"""
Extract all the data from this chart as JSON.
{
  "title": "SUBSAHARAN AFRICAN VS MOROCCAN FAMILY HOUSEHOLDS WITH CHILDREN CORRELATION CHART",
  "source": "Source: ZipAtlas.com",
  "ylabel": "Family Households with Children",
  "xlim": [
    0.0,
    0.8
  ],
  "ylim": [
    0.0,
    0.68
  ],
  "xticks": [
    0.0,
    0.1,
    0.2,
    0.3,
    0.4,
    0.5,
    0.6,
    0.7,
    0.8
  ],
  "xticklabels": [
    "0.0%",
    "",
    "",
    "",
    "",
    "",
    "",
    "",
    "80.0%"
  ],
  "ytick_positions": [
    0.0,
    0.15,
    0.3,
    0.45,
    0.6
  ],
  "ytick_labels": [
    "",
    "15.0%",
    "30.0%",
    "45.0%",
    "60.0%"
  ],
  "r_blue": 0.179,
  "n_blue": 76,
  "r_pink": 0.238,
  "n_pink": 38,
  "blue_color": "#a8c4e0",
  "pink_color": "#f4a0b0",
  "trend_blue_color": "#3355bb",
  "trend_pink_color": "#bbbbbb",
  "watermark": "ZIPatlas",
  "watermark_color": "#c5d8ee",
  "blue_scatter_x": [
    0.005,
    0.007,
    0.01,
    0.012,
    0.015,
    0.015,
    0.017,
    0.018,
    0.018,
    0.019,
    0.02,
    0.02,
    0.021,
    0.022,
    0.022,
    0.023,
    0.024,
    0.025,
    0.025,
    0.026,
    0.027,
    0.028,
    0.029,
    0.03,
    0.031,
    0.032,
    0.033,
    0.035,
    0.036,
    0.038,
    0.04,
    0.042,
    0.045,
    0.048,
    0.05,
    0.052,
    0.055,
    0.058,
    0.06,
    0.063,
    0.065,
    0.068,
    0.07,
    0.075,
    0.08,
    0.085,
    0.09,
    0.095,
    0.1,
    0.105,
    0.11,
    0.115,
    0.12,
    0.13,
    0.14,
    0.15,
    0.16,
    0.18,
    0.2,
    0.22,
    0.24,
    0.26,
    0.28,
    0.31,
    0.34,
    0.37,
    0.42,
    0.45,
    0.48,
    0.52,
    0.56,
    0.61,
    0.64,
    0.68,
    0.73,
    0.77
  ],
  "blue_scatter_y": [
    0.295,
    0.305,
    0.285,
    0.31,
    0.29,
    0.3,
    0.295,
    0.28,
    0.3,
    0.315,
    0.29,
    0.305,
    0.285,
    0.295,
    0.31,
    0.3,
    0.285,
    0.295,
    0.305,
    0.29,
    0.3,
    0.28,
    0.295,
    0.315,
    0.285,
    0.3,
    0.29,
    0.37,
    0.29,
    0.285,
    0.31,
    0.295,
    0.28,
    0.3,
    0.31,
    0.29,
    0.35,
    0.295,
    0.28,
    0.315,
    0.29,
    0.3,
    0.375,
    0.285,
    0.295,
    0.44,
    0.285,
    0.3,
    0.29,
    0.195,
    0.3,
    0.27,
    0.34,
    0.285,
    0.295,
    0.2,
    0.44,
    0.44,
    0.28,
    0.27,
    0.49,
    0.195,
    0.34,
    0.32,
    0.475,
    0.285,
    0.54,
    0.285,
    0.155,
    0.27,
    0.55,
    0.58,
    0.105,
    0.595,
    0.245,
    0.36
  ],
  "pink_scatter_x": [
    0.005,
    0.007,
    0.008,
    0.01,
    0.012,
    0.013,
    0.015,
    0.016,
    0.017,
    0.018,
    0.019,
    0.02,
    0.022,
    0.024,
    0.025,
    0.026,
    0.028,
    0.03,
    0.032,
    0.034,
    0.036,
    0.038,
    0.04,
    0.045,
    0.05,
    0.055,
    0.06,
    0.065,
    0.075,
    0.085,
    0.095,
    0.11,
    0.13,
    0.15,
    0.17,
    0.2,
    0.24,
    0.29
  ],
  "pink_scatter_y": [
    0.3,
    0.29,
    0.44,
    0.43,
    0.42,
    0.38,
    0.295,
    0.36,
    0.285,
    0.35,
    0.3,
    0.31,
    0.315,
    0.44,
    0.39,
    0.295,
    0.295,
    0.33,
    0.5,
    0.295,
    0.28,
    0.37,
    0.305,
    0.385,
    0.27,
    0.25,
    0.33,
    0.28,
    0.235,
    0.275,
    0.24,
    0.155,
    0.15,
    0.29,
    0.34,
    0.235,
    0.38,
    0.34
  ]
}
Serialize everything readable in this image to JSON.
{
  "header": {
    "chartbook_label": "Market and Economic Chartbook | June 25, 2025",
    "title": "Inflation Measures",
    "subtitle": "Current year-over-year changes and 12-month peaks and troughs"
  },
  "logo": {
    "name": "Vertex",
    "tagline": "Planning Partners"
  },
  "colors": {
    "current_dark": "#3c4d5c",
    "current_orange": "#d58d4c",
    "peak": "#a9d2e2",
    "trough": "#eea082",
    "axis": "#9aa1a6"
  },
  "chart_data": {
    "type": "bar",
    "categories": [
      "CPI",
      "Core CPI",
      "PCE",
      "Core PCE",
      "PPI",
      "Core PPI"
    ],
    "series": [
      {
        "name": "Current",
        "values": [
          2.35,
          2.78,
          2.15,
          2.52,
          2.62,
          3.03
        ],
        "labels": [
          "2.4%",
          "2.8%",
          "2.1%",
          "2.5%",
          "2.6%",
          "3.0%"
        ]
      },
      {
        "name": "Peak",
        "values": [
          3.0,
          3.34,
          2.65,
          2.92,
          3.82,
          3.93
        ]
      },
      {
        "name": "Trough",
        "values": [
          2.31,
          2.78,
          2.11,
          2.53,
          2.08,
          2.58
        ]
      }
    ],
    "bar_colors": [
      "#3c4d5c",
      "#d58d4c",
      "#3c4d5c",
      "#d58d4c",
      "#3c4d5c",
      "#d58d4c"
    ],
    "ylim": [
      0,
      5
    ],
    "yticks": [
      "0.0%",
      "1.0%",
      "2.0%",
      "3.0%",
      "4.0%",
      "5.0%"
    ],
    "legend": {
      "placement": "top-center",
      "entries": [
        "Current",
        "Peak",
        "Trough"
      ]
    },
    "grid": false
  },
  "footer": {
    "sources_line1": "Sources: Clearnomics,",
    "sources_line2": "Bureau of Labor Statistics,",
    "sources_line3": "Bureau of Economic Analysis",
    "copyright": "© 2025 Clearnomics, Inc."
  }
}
"""
### GIVEN TASK:
Write out every line of the entries that holds the word "Economic".

### COMPLETE OUTPUT:
    "chartbook_label": "Market and Economic Chartbook | June 25, 2025",
    "sources_line3": "Bureau of Economic Analysis",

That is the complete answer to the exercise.